--- begin Dataset rows ---

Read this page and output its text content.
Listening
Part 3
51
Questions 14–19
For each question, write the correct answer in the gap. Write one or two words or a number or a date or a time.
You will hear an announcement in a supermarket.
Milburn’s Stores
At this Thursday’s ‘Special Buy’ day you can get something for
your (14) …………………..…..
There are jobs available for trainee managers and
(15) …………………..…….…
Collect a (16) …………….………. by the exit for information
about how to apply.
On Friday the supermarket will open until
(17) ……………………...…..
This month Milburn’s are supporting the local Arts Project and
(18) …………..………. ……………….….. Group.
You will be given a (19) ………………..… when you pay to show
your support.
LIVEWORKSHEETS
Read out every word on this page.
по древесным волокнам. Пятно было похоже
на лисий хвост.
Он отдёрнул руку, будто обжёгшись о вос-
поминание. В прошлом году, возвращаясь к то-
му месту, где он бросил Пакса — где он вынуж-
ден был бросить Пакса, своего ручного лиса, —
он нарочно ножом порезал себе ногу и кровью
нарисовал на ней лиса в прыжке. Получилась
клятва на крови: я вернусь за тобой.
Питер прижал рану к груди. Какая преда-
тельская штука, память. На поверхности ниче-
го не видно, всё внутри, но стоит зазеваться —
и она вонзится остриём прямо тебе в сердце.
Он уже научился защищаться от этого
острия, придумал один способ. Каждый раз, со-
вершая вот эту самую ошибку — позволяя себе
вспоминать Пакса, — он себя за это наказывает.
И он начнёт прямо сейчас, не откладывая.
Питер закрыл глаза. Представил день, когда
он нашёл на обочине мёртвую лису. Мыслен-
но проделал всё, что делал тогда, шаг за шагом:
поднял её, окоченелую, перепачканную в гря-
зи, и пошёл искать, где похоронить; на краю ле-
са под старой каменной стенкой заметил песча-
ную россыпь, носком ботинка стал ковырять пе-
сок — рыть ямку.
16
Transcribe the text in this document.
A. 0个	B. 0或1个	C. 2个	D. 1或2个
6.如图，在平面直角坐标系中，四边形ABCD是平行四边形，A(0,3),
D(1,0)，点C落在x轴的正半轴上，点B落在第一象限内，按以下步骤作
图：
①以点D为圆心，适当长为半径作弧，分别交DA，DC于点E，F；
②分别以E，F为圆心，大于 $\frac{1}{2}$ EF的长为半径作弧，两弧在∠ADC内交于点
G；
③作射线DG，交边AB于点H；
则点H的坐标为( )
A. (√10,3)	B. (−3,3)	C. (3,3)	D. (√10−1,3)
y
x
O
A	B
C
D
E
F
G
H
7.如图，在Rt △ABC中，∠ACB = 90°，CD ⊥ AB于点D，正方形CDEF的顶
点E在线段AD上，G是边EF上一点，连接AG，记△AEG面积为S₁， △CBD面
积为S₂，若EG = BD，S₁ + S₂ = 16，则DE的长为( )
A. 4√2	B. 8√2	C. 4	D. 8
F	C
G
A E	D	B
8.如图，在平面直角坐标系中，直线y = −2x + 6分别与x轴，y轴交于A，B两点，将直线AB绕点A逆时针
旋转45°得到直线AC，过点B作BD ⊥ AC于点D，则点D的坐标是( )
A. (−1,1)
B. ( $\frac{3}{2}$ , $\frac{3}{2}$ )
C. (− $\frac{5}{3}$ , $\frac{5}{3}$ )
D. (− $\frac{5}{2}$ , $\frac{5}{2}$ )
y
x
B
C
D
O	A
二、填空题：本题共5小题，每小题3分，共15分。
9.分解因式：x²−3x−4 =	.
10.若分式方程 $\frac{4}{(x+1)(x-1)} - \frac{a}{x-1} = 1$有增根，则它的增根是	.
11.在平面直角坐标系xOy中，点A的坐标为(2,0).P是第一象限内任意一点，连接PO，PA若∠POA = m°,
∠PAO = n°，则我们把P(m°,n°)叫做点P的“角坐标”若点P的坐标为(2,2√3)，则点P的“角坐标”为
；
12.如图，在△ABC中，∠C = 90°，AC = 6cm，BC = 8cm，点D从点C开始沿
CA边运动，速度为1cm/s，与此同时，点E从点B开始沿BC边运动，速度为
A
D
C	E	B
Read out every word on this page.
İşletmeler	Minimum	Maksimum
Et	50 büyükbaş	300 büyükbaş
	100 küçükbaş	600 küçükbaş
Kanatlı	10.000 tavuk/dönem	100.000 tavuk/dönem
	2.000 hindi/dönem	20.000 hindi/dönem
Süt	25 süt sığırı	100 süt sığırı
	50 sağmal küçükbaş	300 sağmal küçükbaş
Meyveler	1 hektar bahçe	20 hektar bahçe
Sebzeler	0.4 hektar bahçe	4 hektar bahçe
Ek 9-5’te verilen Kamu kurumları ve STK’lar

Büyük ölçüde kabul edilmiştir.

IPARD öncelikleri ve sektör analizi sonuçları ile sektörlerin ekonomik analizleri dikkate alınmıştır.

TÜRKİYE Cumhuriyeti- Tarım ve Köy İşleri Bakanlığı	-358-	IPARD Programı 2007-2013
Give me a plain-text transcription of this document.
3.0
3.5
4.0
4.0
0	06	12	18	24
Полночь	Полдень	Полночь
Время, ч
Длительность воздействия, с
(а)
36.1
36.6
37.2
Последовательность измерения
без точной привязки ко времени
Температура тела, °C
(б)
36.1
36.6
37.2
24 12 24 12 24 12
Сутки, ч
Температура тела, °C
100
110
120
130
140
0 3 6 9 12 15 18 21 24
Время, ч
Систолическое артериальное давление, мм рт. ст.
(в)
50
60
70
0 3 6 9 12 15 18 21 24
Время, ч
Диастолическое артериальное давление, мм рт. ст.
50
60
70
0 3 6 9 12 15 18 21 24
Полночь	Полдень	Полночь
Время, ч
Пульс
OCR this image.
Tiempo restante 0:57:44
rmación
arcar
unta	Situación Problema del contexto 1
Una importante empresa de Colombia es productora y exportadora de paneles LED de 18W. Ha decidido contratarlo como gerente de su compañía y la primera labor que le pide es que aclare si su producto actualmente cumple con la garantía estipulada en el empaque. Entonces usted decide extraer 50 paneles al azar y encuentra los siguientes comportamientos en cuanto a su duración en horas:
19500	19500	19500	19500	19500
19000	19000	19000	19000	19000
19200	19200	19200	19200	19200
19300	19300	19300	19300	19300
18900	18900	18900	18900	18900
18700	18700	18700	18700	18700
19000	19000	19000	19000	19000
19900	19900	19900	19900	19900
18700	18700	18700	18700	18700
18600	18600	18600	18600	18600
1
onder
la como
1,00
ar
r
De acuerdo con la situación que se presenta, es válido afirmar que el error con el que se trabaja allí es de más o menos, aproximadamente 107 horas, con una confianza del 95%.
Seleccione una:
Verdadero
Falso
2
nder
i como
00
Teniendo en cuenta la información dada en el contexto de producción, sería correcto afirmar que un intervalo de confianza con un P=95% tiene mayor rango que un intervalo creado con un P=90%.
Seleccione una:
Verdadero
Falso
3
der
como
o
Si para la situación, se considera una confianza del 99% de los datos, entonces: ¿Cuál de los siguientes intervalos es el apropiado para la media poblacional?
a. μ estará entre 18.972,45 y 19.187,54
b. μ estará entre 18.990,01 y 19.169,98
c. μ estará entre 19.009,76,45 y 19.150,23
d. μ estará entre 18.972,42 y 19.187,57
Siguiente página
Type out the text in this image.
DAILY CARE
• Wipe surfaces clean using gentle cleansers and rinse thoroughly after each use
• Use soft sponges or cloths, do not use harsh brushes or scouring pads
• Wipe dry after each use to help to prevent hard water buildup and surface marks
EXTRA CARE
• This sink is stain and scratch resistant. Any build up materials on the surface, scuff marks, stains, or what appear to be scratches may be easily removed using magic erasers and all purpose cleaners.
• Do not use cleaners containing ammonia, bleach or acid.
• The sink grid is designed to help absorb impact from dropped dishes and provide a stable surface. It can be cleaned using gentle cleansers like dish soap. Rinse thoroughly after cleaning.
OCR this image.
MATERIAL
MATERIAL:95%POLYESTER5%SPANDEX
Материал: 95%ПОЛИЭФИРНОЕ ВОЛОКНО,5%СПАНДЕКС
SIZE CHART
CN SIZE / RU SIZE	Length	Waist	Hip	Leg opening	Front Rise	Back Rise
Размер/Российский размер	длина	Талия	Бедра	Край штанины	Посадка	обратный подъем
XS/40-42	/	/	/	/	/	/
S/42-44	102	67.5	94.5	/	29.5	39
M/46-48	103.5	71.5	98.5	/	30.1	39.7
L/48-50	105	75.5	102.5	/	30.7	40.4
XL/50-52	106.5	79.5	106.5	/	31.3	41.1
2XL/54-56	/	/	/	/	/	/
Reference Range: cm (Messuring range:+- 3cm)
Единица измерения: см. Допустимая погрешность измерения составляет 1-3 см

--- end Dataset rows ---

Report every line containing the word "dönem" from the listing above.

• _Reply_
Kanatlı	10.000 tavuk/dönem	100.000 tavuk/dönem
	2.000 hindi/dönem	20.000 hindi/dönem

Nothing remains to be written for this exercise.